■ Request
Quote, verbatim, all material below, without pictures.

....................

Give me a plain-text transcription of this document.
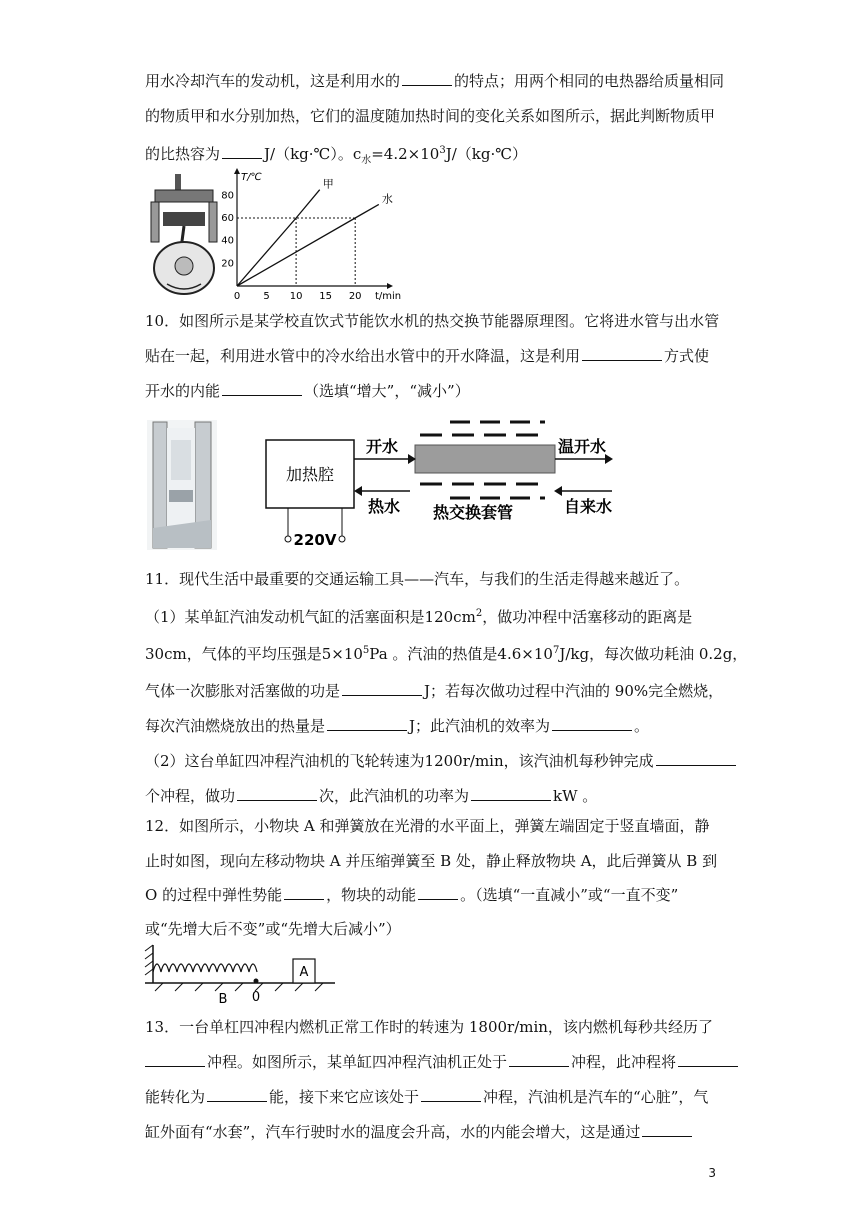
用水冷却汽车的发动机，这是利用水的	的特点；用两个相同的电热器给质量相同
的物质甲和水分别加热，它们的温度随加热时间的变化关系如图所示，据此判断物质甲
的比热容为	J/（kg·℃）。$c_水=4.2\times 10^3J/(kg\cdot℃)$
0 5 10 15 20
20
40
60
80
t/min
T/℃
甲
水
10．如图所示是某学校直饮式节能饮水机的热交换节能器原理图。它将进水管与出水管
贴在一起，利用进水管中的冷水给出水管中的开水降温，这是利用	方式使
开水的内能	（选填“增大”，“减小”）
加热腔
220V
开水	温开水
热水	自来水
热交换套管
11．现代生活中最重要的交通运输工具——汽车，与我们的生活走得越来越近了。
（1）某单缸汽油发动机气缸的活塞面积是$120cm^2$，做功冲程中活塞移动的距离是
30cm，气体的平均压强是$5\times 10^5Pa$ 。汽油的热值是$4.6\times 10^7J/kg$，每次做功耗油 0.2g，
气体一次膨胀对活塞做的功是	J；若每次做功过程中汽油的 90%完全燃烧，
每次汽油燃烧放出的热量是	J；此汽油机的效率为	。
（2）这台单缸四冲程汽油机的飞轮转速为1200r/min，该汽油机每秒钟完成
个冲程，做功	次，此汽油机的功率为	kW 。
12．如图所示，小物块 A 和弹簧放在光滑的水平面上，弹簧左端固定于竖直墙面，静
止时如图，现向左移动物块 A 并压缩弹簧至 B 处，静止释放物块 A，此后弹簧从 B 到
O 的过程中弹性势能	，物块的动能	。（选填“一直减小”或“一直不变”
或“先增大后不变”或“先增大后减小”）
A
B 0
13．一台单杠四冲程内燃机正常工作时的转速为 1800r/min，该内燃机每秒共经历了
冲程。如图所示，某单缸四冲程汽油机正处于	冲程，此冲程将
能转化为	能，接下来它应该处于	冲程，汽油机是汽车的“心脏”，气
缸外面有“水套”，汽车行驶时水的温度会升高，水的内能会增大，这是通过
3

....................

■ Reply
Give me a plain-text transcription of this document.
用水冷却汽车的发动机，这是利用水的	的特点；用两个相同的电热器给质量相同
的物质甲和水分别加热，它们的温度随加热时间的变化关系如图所示，据此判断物质甲
的比热容为	J/（kg·℃）。$c_水=4.2\times 10^3J/(kg\cdot℃)$
0 5 10 15 20
20
40
60
80
t/min
T/℃
甲
水
10．如图所示是某学校直饮式节能饮水机的热交换节能器原理图。它将进水管与出水管
贴在一起，利用进水管中的冷水给出水管中的开水降温，这是利用	方式使
开水的内能	（选填“增大”，“减小”）
加热腔
220V
开水	温开水
热水	自来水
热交换套管
11．现代生活中最重要的交通运输工具——汽车，与我们的生活走得越来越近了。
（1）某单缸汽油发动机气缸的活塞面积是$120cm^2$，做功冲程中活塞移动的距离是
30cm，气体的平均压强是$5\times 10^5Pa$ 。汽油的热值是$4.6\times 10^7J/kg$，每次做功耗油 0.2g，
气体一次膨胀对活塞做的功是	J；若每次做功过程中汽油的 90%完全燃烧，
每次汽油燃烧放出的热量是	J；此汽油机的效率为	。
（2）这台单缸四冲程汽油机的飞轮转速为1200r/min，该汽油机每秒钟完成
个冲程，做功	次，此汽油机的功率为	kW 。
12．如图所示，小物块 A 和弹簧放在光滑的水平面上，弹簧左端固定于竖直墙面，静
止时如图，现向左移动物块 A 并压缩弹簧至 B 处，静止释放物块 A，此后弹簧从 B 到
O 的过程中弹性势能	，物块的动能	。（选填“一直减小”或“一直不变”
或“先增大后不变”或“先增大后减小”）
A
B 0
13．一台单杠四冲程内燃机正常工作时的转速为 1800r/min，该内燃机每秒共经历了
冲程。如图所示，某单缸四冲程汽油机正处于	冲程，此冲程将
能转化为	能，接下来它应该处于	冲程，汽油机是汽车的“心脏”，气
缸外面有“水套”，汽车行驶时水的温度会升高，水的内能会增大，这是通过
3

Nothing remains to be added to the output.